Aim of the task - Identify the lines holding "name" and copy them.

********

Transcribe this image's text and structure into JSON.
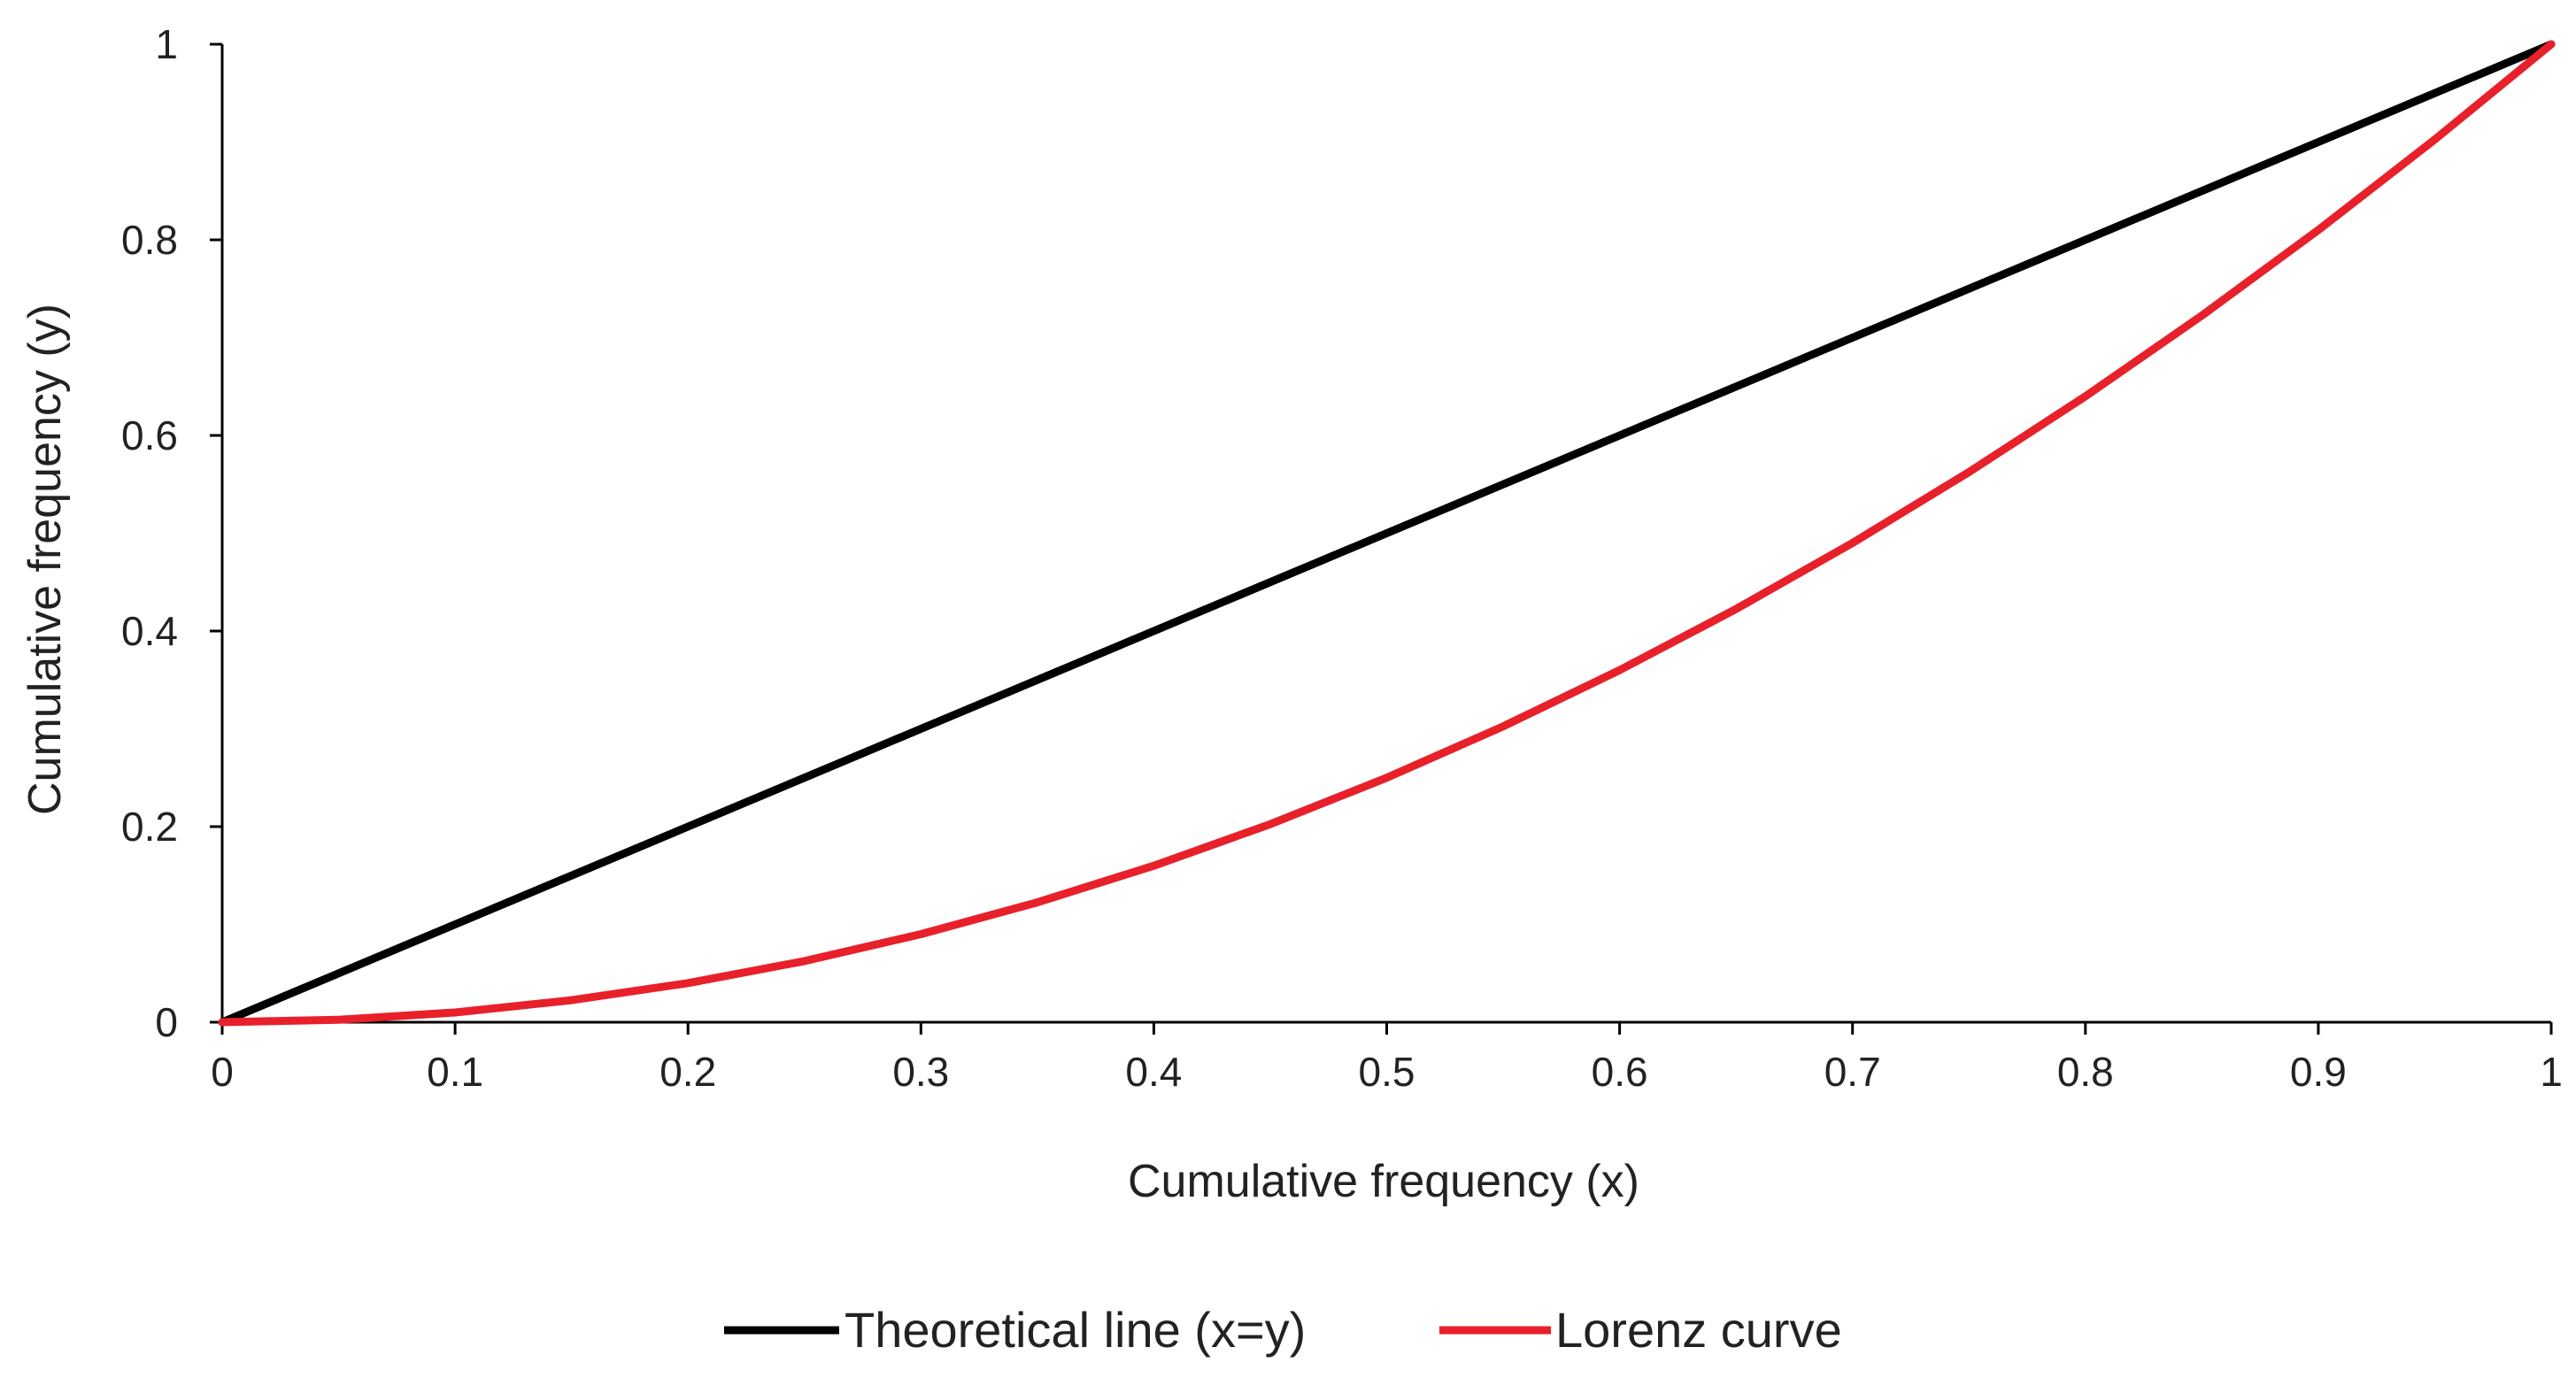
{
  "chart_data": {
    "type": "line",
    "title": "",
    "xlabel": "Cumulative frequency (x)",
    "ylabel": "Cumulative frequency  (y)",
    "xlim": [
      0,
      1
    ],
    "ylim": [
      0,
      1
    ],
    "x_ticks": [
      "0",
      "0.1",
      "0.2",
      "0.3",
      "0.4",
      "0.5",
      "0.6",
      "0.7",
      "0.8",
      "0.9",
      "1"
    ],
    "y_ticks": [
      "0",
      "0.2",
      "0.4",
      "0.6",
      "0.8",
      "1"
    ],
    "grid": false,
    "legend_position": "bottom-center",
    "series": [
      {
        "name": "Theoretical line (x=y)",
        "color": "#000000",
        "x": [
          0,
          0.1,
          0.2,
          0.3,
          0.4,
          0.5,
          0.6,
          0.7,
          0.8,
          0.9,
          1
        ],
        "y": [
          0,
          0.1,
          0.2,
          0.3,
          0.4,
          0.5,
          0.6,
          0.7,
          0.8,
          0.9,
          1
        ]
      },
      {
        "name": "Lorenz curve",
        "color": "#e8202a",
        "x": [
          0,
          0.05,
          0.1,
          0.15,
          0.2,
          0.25,
          0.3,
          0.35,
          0.4,
          0.45,
          0.5,
          0.55,
          0.6,
          0.65,
          0.7,
          0.75,
          0.8,
          0.85,
          0.9,
          0.95,
          1
        ],
        "y": [
          0,
          0.0025,
          0.01,
          0.0225,
          0.04,
          0.0625,
          0.09,
          0.1225,
          0.16,
          0.2025,
          0.25,
          0.3025,
          0.36,
          0.4225,
          0.49,
          0.5625,
          0.64,
          0.7225,
          0.81,
          0.9025,
          1
        ]
      }
    ]
  }
}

********

Output for this exercise -
        "name": "Theoretical line (x=y)",
        "name": "Lorenz curve",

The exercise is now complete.